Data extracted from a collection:
────────

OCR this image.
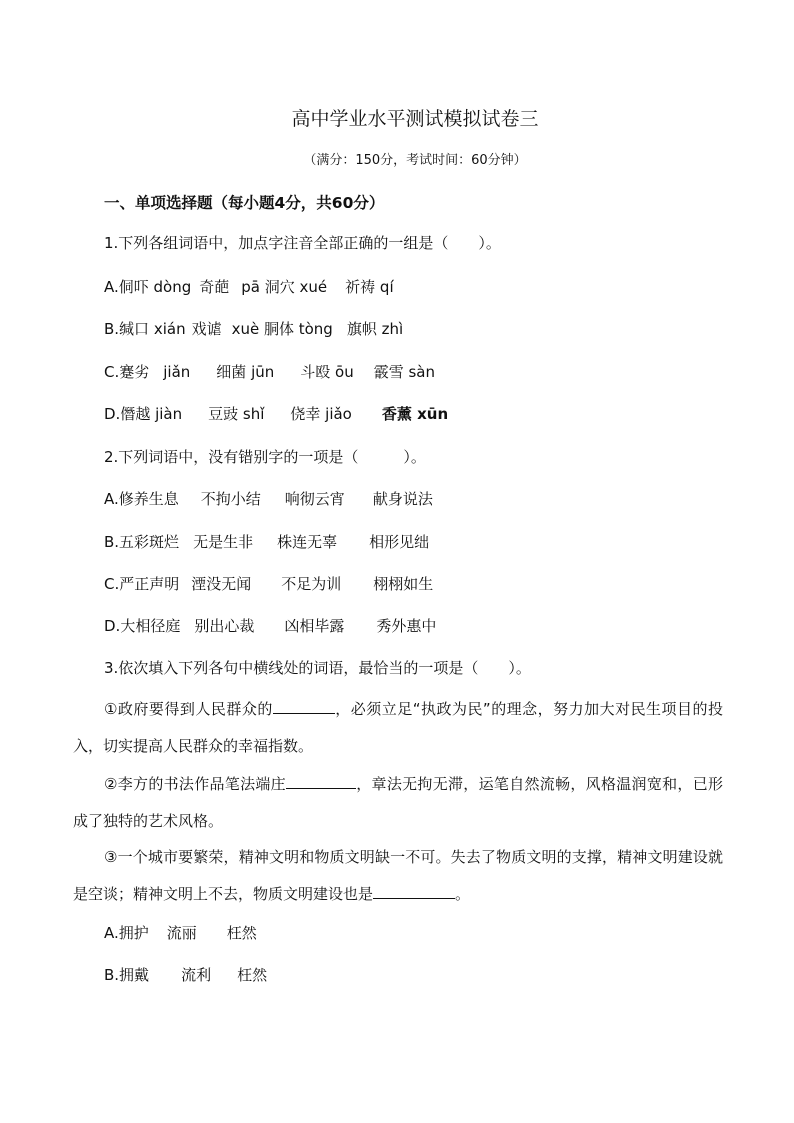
高中学业水平测试模拟试卷三
（满分：150分，考试时间：60分钟）
一、单项选择题（每小题4分，共60分）
1.下列各组词语中，加点字注音全部正确的一组是（　　）。
A.侗吓 dòng 奇葩 pā 洞穴 xué 祈祷 qí
B.缄口 xián 戏谑 xuè 胴体 tòng 旗帜 zhì
C.蹇劣 jiǎn 细菌 jūn 斗殴 ōu 霰雪 sàn
D.僭越 jiàn 豆豉 shǐ 侥幸 jiǎo 香薰 xūn
2.下列词语中，没有错别字的一项是（　　　）。
A.修养生息 不拘小结 响彻云宵 献身说法
B.五彩斑烂 无是生非 株连无辜 相形见绌
C.严正声明 湮没无闻 不足为训 栩栩如生
D.大相径庭 别出心裁 凶相毕露 秀外惠中
3.依次填入下列各句中横线处的词语，最恰当的一项是（　　）。
①政府要得到人民群众的	，必须立足“执政为民”的理念，努力加大对民生项目的投入，切实提高人民群众的幸福指数。
②李方的书法作品笔法端庄	，章法无拘无滞，运笔自然流畅，风格温润宽和，已形成了独特的艺术风格。
③一个城市要繁荣，精神文明和物质文明缺一不可。失去了物质文明的支撑，精神文明建设就是空谈；精神文明上不去，物质文明建设也是	。
A.拥护 流丽 枉然
B.拥戴 流利 枉然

────────

AIM:
Reproduce all entries exactly. Pictures do not belong in the copy.

EXERCISE OUTPUT:
OCR this image.
高中学业水平测试模拟试卷三
（满分：150分，考试时间：60分钟）
一、单项选择题（每小题4分，共60分）
1.下列各组词语中，加点字注音全部正确的一组是（　　）。
A.侗吓 dòng 奇葩 pā 洞穴 xué 祈祷 qí
B.缄口 xián 戏谑 xuè 胴体 tòng 旗帜 zhì
C.蹇劣 jiǎn 细菌 jūn 斗殴 ōu 霰雪 sàn
D.僭越 jiàn 豆豉 shǐ 侥幸 jiǎo 香薰 xūn
2.下列词语中，没有错别字的一项是（　　　）。
A.修养生息 不拘小结 响彻云宵 献身说法
B.五彩斑烂 无是生非 株连无辜 相形见绌
C.严正声明 湮没无闻 不足为训 栩栩如生
D.大相径庭 别出心裁 凶相毕露 秀外惠中
3.依次填入下列各句中横线处的词语，最恰当的一项是（　　）。
①政府要得到人民群众的	，必须立足“执政为民”的理念，努力加大对民生项目的投入，切实提高人民群众的幸福指数。
②李方的书法作品笔法端庄	，章法无拘无滞，运笔自然流畅，风格温润宽和，已形成了独特的艺术风格。
③一个城市要繁荣，精神文明和物质文明缺一不可。失去了物质文明的支撑，精神文明建设就是空谈；精神文明上不去，物质文明建设也是	。
A.拥护 流丽 枉然
B.拥戴 流利 枉然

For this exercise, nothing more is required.